____ Record set

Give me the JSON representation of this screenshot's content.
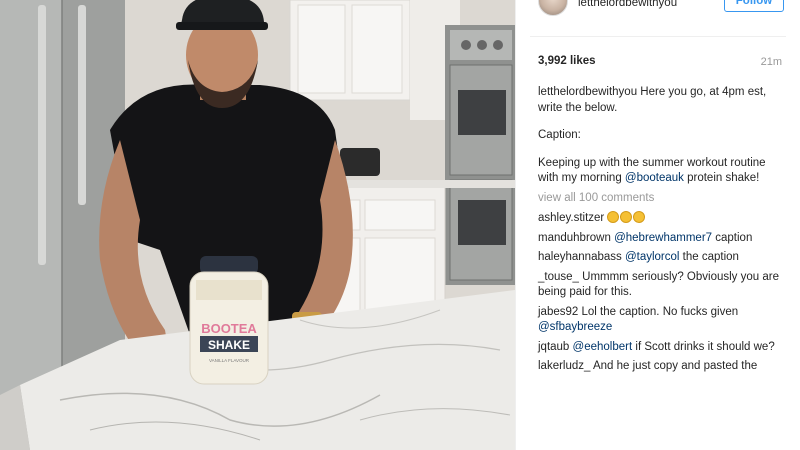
{
  "post": {
    "username": "letthelordbewithyou",
    "follow_label": "Follow",
    "likes": "3,992 likes",
    "time": "21m"
  },
  "photo": {
    "jar_label_top": "BOOTEA",
    "jar_label_main": "SHAKE",
    "jar_label_sub": "VANILLA FLAVOUR"
  },
  "caption": {
    "user": "letthelordbewithyou",
    "line1": "Here you go, at 4pm est, write the below.",
    "line2": "Caption:",
    "line3_pre": "Keeping up with the summer workout routine with my morning ",
    "line3_mention": "@booteauk",
    "line3_post": " protein shake!"
  },
  "view_all": "view all 100 comments",
  "comments": [
    {
      "user": "ashley.stitzer",
      "pre": "",
      "mention": "",
      "post": ""
    },
    {
      "user": "manduhbrown",
      "pre": "",
      "mention": "@hebrewhammer7",
      "post": " caption"
    },
    {
      "user": "haleyhannabass",
      "pre": "",
      "mention": "@taylorcol",
      "post": " the caption"
    },
    {
      "user": "_touse_",
      "pre": "Ummmm seriously? Obviously you are being paid for this.",
      "mention": "",
      "post": ""
    },
    {
      "user": "jabes92",
      "pre": "Lol the caption. No fucks given ",
      "mention": "@sfbaybreeze",
      "post": ""
    },
    {
      "user": "jqtaub",
      "pre": "",
      "mention": "@eeholbert",
      "post": " if Scott drinks it should we?"
    },
    {
      "user": "lakerludz_",
      "pre": "And he just copy and pasted the",
      "mention": "",
      "post": ""
    }
  ],
  "colors": {
    "link": "#003569",
    "follow": "#3897f0",
    "muted": "#999999"
  }
}
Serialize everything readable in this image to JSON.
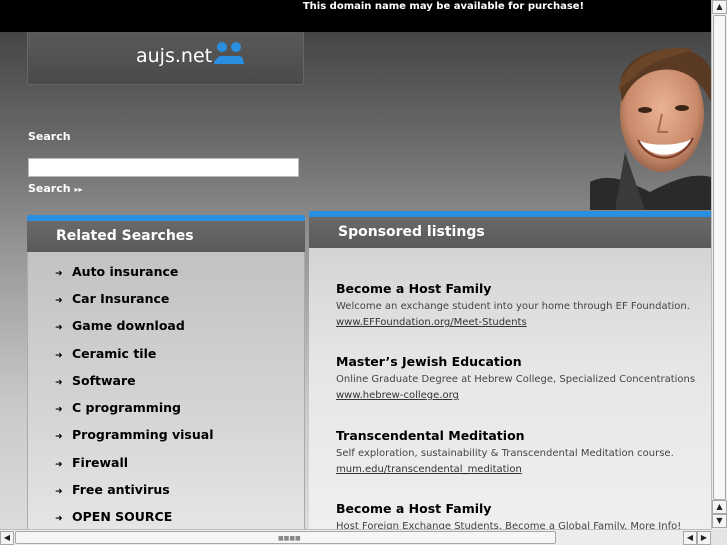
{
  "banner": {
    "text": "This domain name may be available for purchase!"
  },
  "logo": {
    "text": "aujs.net",
    "icon": "two-people-chat-icon",
    "icon_color": "#2a8fe0"
  },
  "search": {
    "label": "Search",
    "value": "",
    "button_label": "Search"
  },
  "related": {
    "title": "Related Searches",
    "items": [
      "Auto insurance",
      "Car Insurance",
      "Game download",
      "Ceramic tile",
      "Software",
      "C programming",
      "Programming visual",
      "Firewall",
      "Free antivirus",
      "OPEN SOURCE"
    ]
  },
  "sponsored": {
    "title": "Sponsored listings",
    "listings": [
      {
        "title": "Become a Host Family",
        "description": "Welcome an exchange student into your home through EF Foundation.",
        "url": "www.EFFoundation.org/Meet-Students"
      },
      {
        "title": "Master’s Jewish Education",
        "description": "Online Graduate Degree at Hebrew College, Specialized Concentrations",
        "url": "www.hebrew-college.org"
      },
      {
        "title": "Transcendental Meditation",
        "description": "Self exploration, sustainability & Transcendental Meditation course.",
        "url": "mum.edu/transcendental_meditation"
      },
      {
        "title": "Become a Host Family",
        "description": "Host Foreign Exchange Students. Become a Global Family. More Info!",
        "url": ""
      }
    ]
  },
  "colors": {
    "accent": "#2a8fe0",
    "header_gray": "#616161"
  }
}
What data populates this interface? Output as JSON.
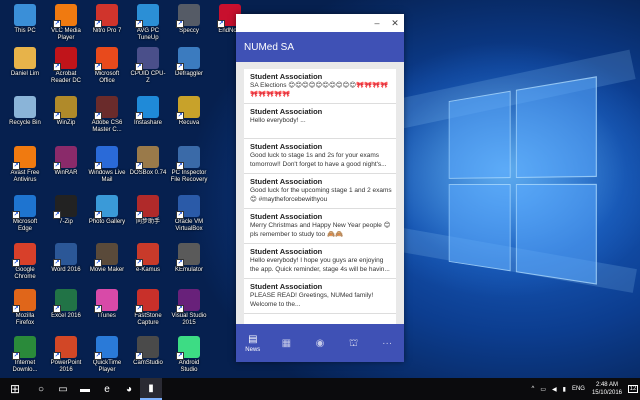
{
  "desktop": {
    "icons": [
      {
        "label": "This PC",
        "icon": "computer-icon",
        "color": "#3a8fd8"
      },
      {
        "label": "VLC Media Player",
        "icon": "vlc-icon",
        "color": "#f07a10"
      },
      {
        "label": "Nitro Pro 7",
        "icon": "nitro-icon",
        "color": "#d0342c"
      },
      {
        "label": "AVG PC TuneUp",
        "icon": "tuneup-icon",
        "color": "#2b8fd6"
      },
      {
        "label": "Speccy",
        "icon": "speccy-icon",
        "color": "#555b66"
      },
      {
        "label": "EndNote",
        "icon": "endnote-icon",
        "color": "#c8102e"
      },
      {
        "label": "Daniel Lim",
        "icon": "user-folder-icon",
        "color": "#e7b34a"
      },
      {
        "label": "Acrobat Reader DC",
        "icon": "acrobat-icon",
        "color": "#c0141a"
      },
      {
        "label": "Microsoft Office",
        "icon": "office-icon",
        "color": "#e84a1c"
      },
      {
        "label": "CPUID CPU-Z",
        "icon": "cpuz-icon",
        "color": "#4a4f8a"
      },
      {
        "label": "Defraggler",
        "icon": "defraggler-icon",
        "color": "#3b7bbf"
      },
      {
        "label": "Recycle Bin",
        "icon": "recycle-bin-icon",
        "color": "#8ab4d8"
      },
      {
        "label": "WinZip",
        "icon": "winzip-icon",
        "color": "#b08a2a"
      },
      {
        "label": "Adobe CS6 Master C...",
        "icon": "adobe-icon",
        "color": "#6a2b2b"
      },
      {
        "label": "Instashare",
        "icon": "instashare-icon",
        "color": "#1f8ad8"
      },
      {
        "label": "Recuva",
        "icon": "recuva-icon",
        "color": "#c8a22a"
      },
      {
        "label": "Avast Free Antivirus",
        "icon": "avast-icon",
        "color": "#f07a10"
      },
      {
        "label": "WinRAR",
        "icon": "winrar-icon",
        "color": "#8a2a6a"
      },
      {
        "label": "Windows Live Mail",
        "icon": "mail-icon",
        "color": "#2a6ad8"
      },
      {
        "label": "DOSBox 0.74",
        "icon": "dosbox-icon",
        "color": "#9a7a4a"
      },
      {
        "label": "PC Inspector File Recovery",
        "icon": "pc-inspector-icon",
        "color": "#3a6aa8"
      },
      {
        "label": "Microsoft Edge",
        "icon": "edge-icon",
        "color": "#1e74d0"
      },
      {
        "label": "7-Zip",
        "icon": "7zip-icon",
        "color": "#222222"
      },
      {
        "label": "Photo Gallery",
        "icon": "photo-gallery-icon",
        "color": "#3a9ad8"
      },
      {
        "label": "同步助手",
        "icon": "sync-helper-icon",
        "color": "#b02a2a"
      },
      {
        "label": "Oracle VM VirtualBox",
        "icon": "virtualbox-icon",
        "color": "#2a5aa8"
      },
      {
        "label": "Google Chrome",
        "icon": "chrome-icon",
        "color": "#d8402a"
      },
      {
        "label": "Word 2016",
        "icon": "word-icon",
        "color": "#2b5797"
      },
      {
        "label": "Movie Maker",
        "icon": "movie-maker-icon",
        "color": "#5a4a3a"
      },
      {
        "label": "e-Kamus",
        "icon": "ekamus-icon",
        "color": "#c83a2a"
      },
      {
        "label": "KEmulator",
        "icon": "kemulator-icon",
        "color": "#5a5a5a"
      },
      {
        "label": "Mozilla Firefox",
        "icon": "firefox-icon",
        "color": "#e0661a"
      },
      {
        "label": "Excel 2016",
        "icon": "excel-icon",
        "color": "#217346"
      },
      {
        "label": "iTunes",
        "icon": "itunes-icon",
        "color": "#d84aa8"
      },
      {
        "label": "FastStone Capture",
        "icon": "faststone-icon",
        "color": "#c8302a"
      },
      {
        "label": "Visual Studio 2015",
        "icon": "visual-studio-icon",
        "color": "#68217a"
      },
      {
        "label": "Internet Downlo...",
        "icon": "idm-icon",
        "color": "#2a8a3a"
      },
      {
        "label": "PowerPoint 2016",
        "icon": "powerpoint-icon",
        "color": "#d24726"
      },
      {
        "label": "QuickTime Player",
        "icon": "quicktime-icon",
        "color": "#2a7ad8"
      },
      {
        "label": "CamStudio",
        "icon": "camstudio-icon",
        "color": "#4a4a4a"
      },
      {
        "label": "Android Studio",
        "icon": "android-studio-icon",
        "color": "#3ddc84"
      }
    ]
  },
  "app": {
    "title": "NUMed SA",
    "window_controls": {
      "minimize": "–",
      "close": "✕"
    },
    "posts": [
      {
        "title": "Student Association",
        "body": "SA Elections 😊😊😊😊😊😊😊😊😊😊🎀🎀🎀🎀🎀🎀🎀🎀🎀"
      },
      {
        "title": "Student Association",
        "body": "Hello everybody! ..."
      },
      {
        "title": "Student Association",
        "body": "Good luck to stage 1s and 2s for your exams tomorrow!! Don't forget to have a good night's..."
      },
      {
        "title": "Student Association",
        "body": "Good luck for the upcoming stage 1 and 2 exams 😊 #maytheforcebewithyou"
      },
      {
        "title": "Student Association",
        "body": "Merry Christmas and Happy New Year people 😊 pls remember to study too 🙈🙈"
      },
      {
        "title": "Student Association",
        "body": "Hello everybody! I hope you guys are enjoying the app. Quick reminder, stage 4s will be havin..."
      },
      {
        "title": "Student Association",
        "body": "PLEASE READ! Greetings, NUMed family! Welcome to the..."
      }
    ],
    "nav": [
      {
        "label": "News",
        "icon": "news-icon",
        "glyph": "▤",
        "active": true
      },
      {
        "label": "",
        "icon": "calendar-icon",
        "glyph": "▦",
        "active": false
      },
      {
        "label": "",
        "icon": "profile-icon",
        "glyph": "◉",
        "active": false
      },
      {
        "label": "",
        "icon": "building-icon",
        "glyph": "⛫",
        "active": false
      },
      {
        "label": "",
        "icon": "more-icon",
        "glyph": "···",
        "active": false
      }
    ],
    "colors": {
      "primary": "#3f51b5"
    }
  },
  "taskbar": {
    "start_glyph": "⊞",
    "search_glyph": "○",
    "task_view_glyph": "▭",
    "apps": [
      {
        "icon": "file-explorer-icon",
        "glyph": "▬"
      },
      {
        "icon": "edge-icon",
        "glyph": "e"
      },
      {
        "icon": "chrome-icon",
        "glyph": "◕"
      },
      {
        "icon": "numed-app-icon",
        "glyph": "▮"
      }
    ],
    "tray": {
      "chevron": "^",
      "language": "ENG",
      "time": "2:48 AM",
      "date": "15/10/2016",
      "notification_count": "12"
    }
  }
}
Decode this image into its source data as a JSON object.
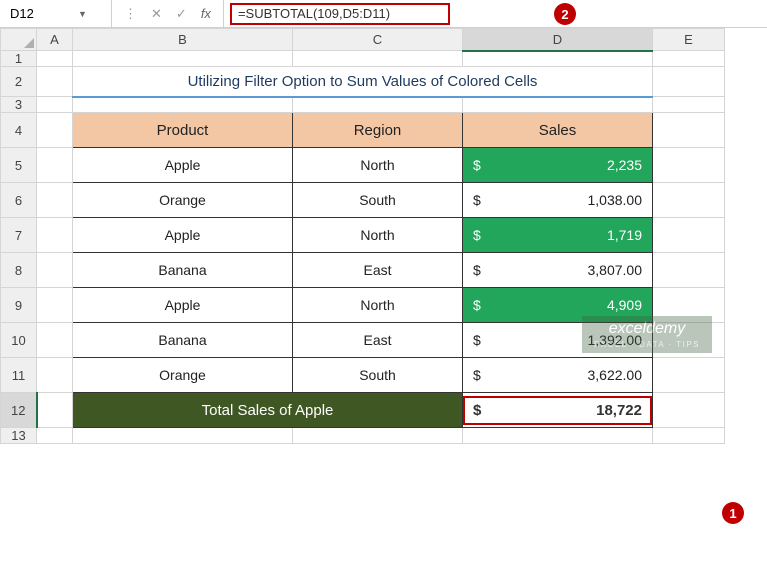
{
  "active_cell": "D12",
  "formula": "=SUBTOTAL(109,D5:D11)",
  "callouts": {
    "one": "1",
    "two": "2"
  },
  "columns": [
    "A",
    "B",
    "C",
    "D",
    "E"
  ],
  "rows": [
    "1",
    "2",
    "3",
    "4",
    "5",
    "6",
    "7",
    "8",
    "9",
    "10",
    "11",
    "12",
    "13"
  ],
  "title": "Utilizing Filter Option to Sum Values of Colored Cells",
  "headers": {
    "product": "Product",
    "region": "Region",
    "sales": "Sales"
  },
  "data": [
    {
      "product": "Apple",
      "region": "North",
      "currency": "$",
      "sales": "2,235",
      "colored": true
    },
    {
      "product": "Orange",
      "region": "South",
      "currency": "$",
      "sales": "1,038.00",
      "colored": false
    },
    {
      "product": "Apple",
      "region": "North",
      "currency": "$",
      "sales": "1,719",
      "colored": true
    },
    {
      "product": "Banana",
      "region": "East",
      "currency": "$",
      "sales": "3,807.00",
      "colored": false
    },
    {
      "product": "Apple",
      "region": "North",
      "currency": "$",
      "sales": "4,909",
      "colored": true
    },
    {
      "product": "Banana",
      "region": "East",
      "currency": "$",
      "sales": "1,392.00",
      "colored": false
    },
    {
      "product": "Orange",
      "region": "South",
      "currency": "$",
      "sales": "3,622.00",
      "colored": false
    }
  ],
  "total": {
    "label": "Total Sales of Apple",
    "currency": "$",
    "value": "18,722"
  },
  "watermark": {
    "top": "exceldemy",
    "bottom": "EXCEL · DATA · TIPS"
  },
  "chart_data": {
    "type": "table",
    "title": "Utilizing Filter Option to Sum Values of Colored Cells",
    "columns": [
      "Product",
      "Region",
      "Sales"
    ],
    "rows": [
      [
        "Apple",
        "North",
        2235
      ],
      [
        "Orange",
        "South",
        1038.0
      ],
      [
        "Apple",
        "North",
        1719
      ],
      [
        "Banana",
        "East",
        3807.0
      ],
      [
        "Apple",
        "North",
        4909
      ],
      [
        "Banana",
        "East",
        1392.0
      ],
      [
        "Orange",
        "South",
        3622.0
      ]
    ],
    "totals": {
      "label": "Total Sales of Apple",
      "value": 18722
    },
    "formula": "=SUBTOTAL(109,D5:D11)"
  }
}
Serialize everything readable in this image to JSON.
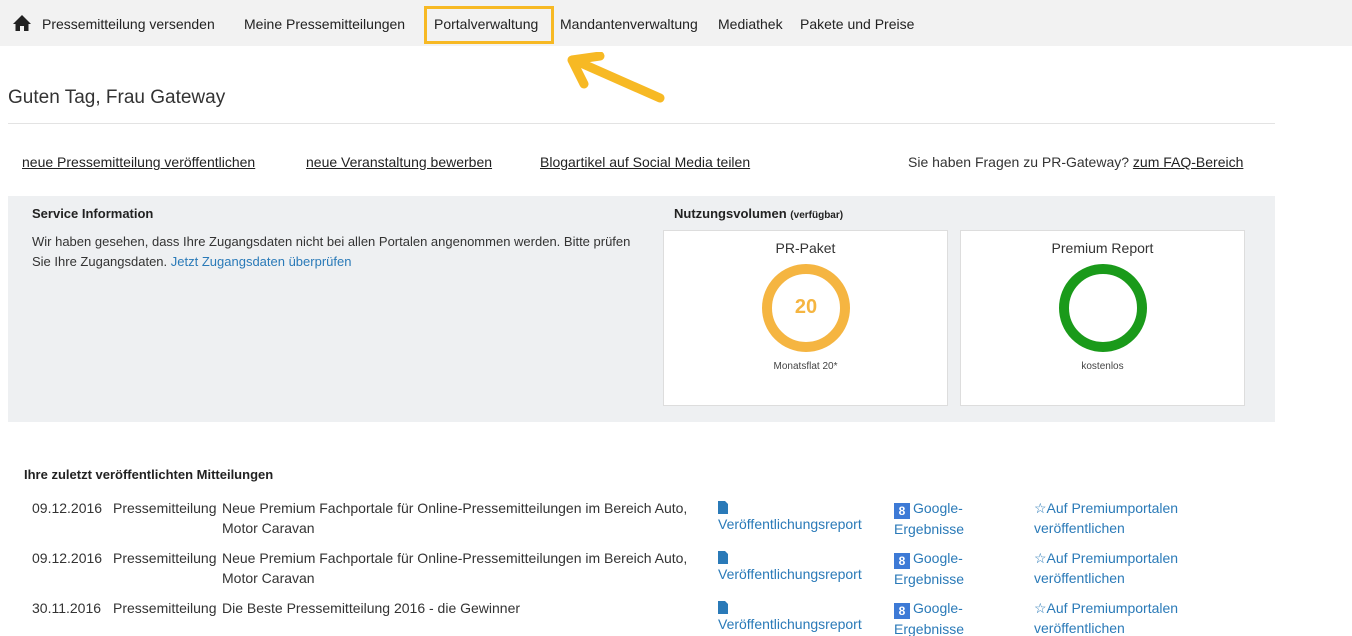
{
  "nav": {
    "home_icon": "home-icon",
    "items": [
      {
        "label": "Pressemitteilung versenden"
      },
      {
        "label": "Meine Pressemitteilungen"
      },
      {
        "label": "Portalverwaltung"
      },
      {
        "label": "Mandantenverwaltung"
      },
      {
        "label": "Mediathek"
      },
      {
        "label": "Pakete und Preise"
      }
    ],
    "highlight_color": "#f7b924"
  },
  "greeting": "Guten Tag, Frau Gateway",
  "quick_links": [
    {
      "label": "neue Pressemitteilung veröffentlichen"
    },
    {
      "label": "neue Veranstaltung bewerben"
    },
    {
      "label": "Blogartikel auf Social Media teilen"
    }
  ],
  "faq": {
    "text": "Sie haben Fragen zu PR-Gateway?",
    "link": "zum FAQ-Bereich"
  },
  "service": {
    "title": "Service Information",
    "text": "Wir haben gesehen, dass Ihre Zugangsdaten nicht bei allen Portalen angenommen werden. Bitte prüfen Sie Ihre Zugangsdaten.",
    "link": "Jetzt Zugangsdaten überprüfen"
  },
  "usage": {
    "title": "Nutzungsvolumen",
    "title_note": "(verfügbar)",
    "cards": [
      {
        "title": "PR-Paket",
        "value": "20",
        "subtitle": "Monatsflat 20*",
        "color": "#f5b541"
      },
      {
        "title": "Premium Report",
        "value": "",
        "subtitle": "kostenlos",
        "color": "#1a9a1a"
      }
    ]
  },
  "releases": {
    "title": "Ihre zuletzt veröffentlichten Mitteilungen",
    "rows": [
      {
        "date": "09.12.2016",
        "type": "Pressemitteilung",
        "title": "Neue Premium Fachportale für Online-Pressemitteilungen im Bereich Auto, Motor Caravan",
        "report": "Veröffentlichungsreport",
        "google": "Google-Ergebnisse",
        "premium": "☆Auf Premiumportalen veröffentlichen"
      },
      {
        "date": "09.12.2016",
        "type": "Pressemitteilung",
        "title": "Neue Premium Fachportale für Online-Pressemitteilungen im Bereich Auto, Motor Caravan",
        "report": "Veröffentlichungsreport",
        "google": "Google-Ergebnisse",
        "premium": "☆Auf Premiumportalen veröffentlichen"
      },
      {
        "date": "30.11.2016",
        "type": "Pressemitteilung",
        "title": "Die Beste Pressemitteilung 2016 - die Gewinner",
        "report": "Veröffentlichungsreport",
        "google": "Google-Ergebnisse",
        "premium": "☆Auf Premiumportalen veröffentlichen"
      }
    ],
    "google_icon_letter": "8"
  },
  "colors": {
    "link": "#2a7ab8",
    "panel": "#eef0f2",
    "arrow": "#f7b924"
  }
}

________

Count each line above where the string "Filter" occurs. Give the number only.

2